> **MATERIALS PROVIDED**
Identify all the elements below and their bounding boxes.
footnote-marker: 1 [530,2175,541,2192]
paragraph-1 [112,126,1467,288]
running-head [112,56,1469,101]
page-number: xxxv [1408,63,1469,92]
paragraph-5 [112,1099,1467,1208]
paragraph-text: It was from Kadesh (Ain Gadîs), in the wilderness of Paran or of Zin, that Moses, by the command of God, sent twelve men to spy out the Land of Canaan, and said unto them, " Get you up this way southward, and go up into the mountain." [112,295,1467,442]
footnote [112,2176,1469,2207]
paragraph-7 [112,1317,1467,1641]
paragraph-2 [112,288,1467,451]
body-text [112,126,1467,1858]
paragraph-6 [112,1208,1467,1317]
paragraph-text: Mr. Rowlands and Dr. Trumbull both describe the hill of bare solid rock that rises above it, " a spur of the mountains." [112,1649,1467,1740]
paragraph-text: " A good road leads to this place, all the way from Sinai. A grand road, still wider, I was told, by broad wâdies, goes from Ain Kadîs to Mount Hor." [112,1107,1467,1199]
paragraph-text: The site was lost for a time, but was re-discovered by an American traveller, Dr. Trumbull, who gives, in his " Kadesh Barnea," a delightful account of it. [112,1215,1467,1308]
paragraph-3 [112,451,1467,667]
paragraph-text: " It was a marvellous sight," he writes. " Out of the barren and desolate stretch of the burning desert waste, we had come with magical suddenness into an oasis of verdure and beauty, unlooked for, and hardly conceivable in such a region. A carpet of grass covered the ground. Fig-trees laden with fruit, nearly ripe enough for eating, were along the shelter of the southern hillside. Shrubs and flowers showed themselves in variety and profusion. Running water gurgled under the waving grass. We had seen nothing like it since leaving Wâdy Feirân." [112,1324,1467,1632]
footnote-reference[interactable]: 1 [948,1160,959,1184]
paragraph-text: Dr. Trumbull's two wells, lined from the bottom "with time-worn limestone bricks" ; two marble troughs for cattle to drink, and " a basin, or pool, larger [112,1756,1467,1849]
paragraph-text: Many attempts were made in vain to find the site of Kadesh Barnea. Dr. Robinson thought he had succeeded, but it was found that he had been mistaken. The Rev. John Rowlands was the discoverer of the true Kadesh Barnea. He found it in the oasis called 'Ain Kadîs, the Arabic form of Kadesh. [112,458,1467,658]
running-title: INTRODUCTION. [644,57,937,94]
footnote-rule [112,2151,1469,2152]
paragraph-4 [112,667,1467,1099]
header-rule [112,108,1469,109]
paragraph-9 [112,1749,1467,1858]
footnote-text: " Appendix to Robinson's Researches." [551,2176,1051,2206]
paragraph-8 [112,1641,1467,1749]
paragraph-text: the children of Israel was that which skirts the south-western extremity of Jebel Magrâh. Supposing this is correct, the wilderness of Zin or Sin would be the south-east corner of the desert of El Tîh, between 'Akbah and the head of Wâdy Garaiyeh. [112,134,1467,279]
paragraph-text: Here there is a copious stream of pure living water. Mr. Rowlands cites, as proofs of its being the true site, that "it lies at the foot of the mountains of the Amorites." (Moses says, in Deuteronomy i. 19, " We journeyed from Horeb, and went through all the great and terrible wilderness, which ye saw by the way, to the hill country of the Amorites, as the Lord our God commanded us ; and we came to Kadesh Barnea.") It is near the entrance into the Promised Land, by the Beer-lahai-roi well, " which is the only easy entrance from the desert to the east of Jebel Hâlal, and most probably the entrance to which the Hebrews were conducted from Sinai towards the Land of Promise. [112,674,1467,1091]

> **DESCRIPTION OF THE TASK**
Render every line of the records above as a Markdown table with two columns, Row and Line, numbering each row and leaving out any blank lines.

> **FINAL RESULT**
| Row | Line |
|---|---|
| 1 | Identify all the elements below and their bounding boxes. |
| 2 | footnote-marker: 1 [530,2175,541,2192] |
| 3 | paragraph-1 [112,126,1467,288] |
| 4 | running-head [112,56,1469,101] |
| 5 | page-number: xxxv [1408,63,1469,92] |
| 6 | paragraph-5 [112,1099,1467,1208] |
| 7 | paragraph-text: It was from Kadesh (Ain Gadîs), in the wilderness of Paran or of Zin, that Moses, by the command of God, sent twelve men to spy out the Land of Canaan, and said unto them, " Get you up this way southward, and go up into the mountain." [112,295,1467,442] |
| 8 | footnote [112,2176,1469,2207] |
| 9 | paragraph-7 [112,1317,1467,1641] |
| 10 | paragraph-2 [112,288,1467,451] |
| 11 | body-text [112,126,1467,1858] |
| 12 | paragraph-6 [112,1208,1467,1317] |
| 13 | paragraph-text: Mr. Rowlands and Dr. Trumbull both describe the hill of bare solid rock that rises above it, " a spur of the mountains." [112,1649,1467,1740] |
| 14 | paragraph-text: " A good road leads to this place, all the way from Sinai. A grand road, still wider, I was told, by broad wâdies, goes from Ain Kadîs to Mount Hor." [112,1107,1467,1199] |
| 15 | paragraph-text: The site was lost for a time, but was re-discovered by an American traveller, Dr. Trumbull, who gives, in his " Kadesh Barnea," a delightful account of it. [112,1215,1467,1308] |
| 16 | paragraph-3 [112,451,1467,667] |
| 17 | paragraph-text: " It was a marvellous sight," he writes. " Out of the barren and desolate stretch of the burning desert waste, we had come with magical suddenness into an oasis of verdure and beauty, unlooked for, and hardly conceivable in such a region. A carpet of grass covered the ground. Fig-trees laden with fruit, nearly ripe enough for eating, were along the shelter of the southern hillside. Shrubs and flowers showed themselves in variety and profusion. Running water gurgled under the waving grass. We had seen nothing like it since leaving Wâdy Feirân." [112,1324,1467,1632] |
| 18 | footnote-reference[interactable]: 1 [948,1160,959,1184] |
| 19 | paragraph-text: Dr. Trumbull's two wells, lined from the bottom "with time-worn limestone bricks" ; two marble troughs for cattle to drink, and " a basin, or pool, larger [112,1756,1467,1849] |
| 20 | paragraph-text: Many attempts were made in vain to find the site of Kadesh Barnea. Dr. Robinson thought he had succeeded, but it was found that he had been mistaken. The Rev. John Rowlands was the discoverer of the true Kadesh Barnea. He found it in the oasis called 'Ain Kadîs, the Arabic form of Kadesh. [112,458,1467,658] |
| 21 | running-title: INTRODUCTION. [644,57,937,94] |
| 22 | footnote-rule [112,2151,1469,2152] |
| 23 | paragraph-4 [112,667,1467,1099] |
| 24 | header-rule [112,108,1469,109] |
| 25 | paragraph-9 [112,1749,1467,1858] |
| 26 | footnote-text: " Appendix to Robinson's Researches." [551,2176,1051,2206] |
| 27 | paragraph-8 [112,1641,1467,1749] |
| 28 | paragraph-text: the children of Israel was that which skirts the south-western extremity of Jebel Magrâh. Supposing this is correct, the wilderness of Zin or Sin would be the south-east corner of the desert of El Tîh, between 'Akbah and the head of Wâdy Garaiyeh. [112,134,1467,279] |
| 29 | paragraph-text: Here there is a copious stream of pure living water. Mr. Rowlands cites, as proofs of its being the true site, that "it lies at the foot of the mountains of the Amorites." (Moses says, in Deuteronomy i. 19, " We journeyed from Horeb, and went through all the great and terrible wilderness, which ye saw by the way, to the hill country of the Amorites, as the Lord our God commanded us ; and we came to Kadesh Barnea.") It is near the entrance into the Promised Land, by the Beer-lahai-roi well, " which is the only easy entrance from the desert to the east of Jebel Hâlal, and most probably the entrance to which the Hebrews were conducted from Sinai towards the Land of Promise. [112,674,1467,1091] |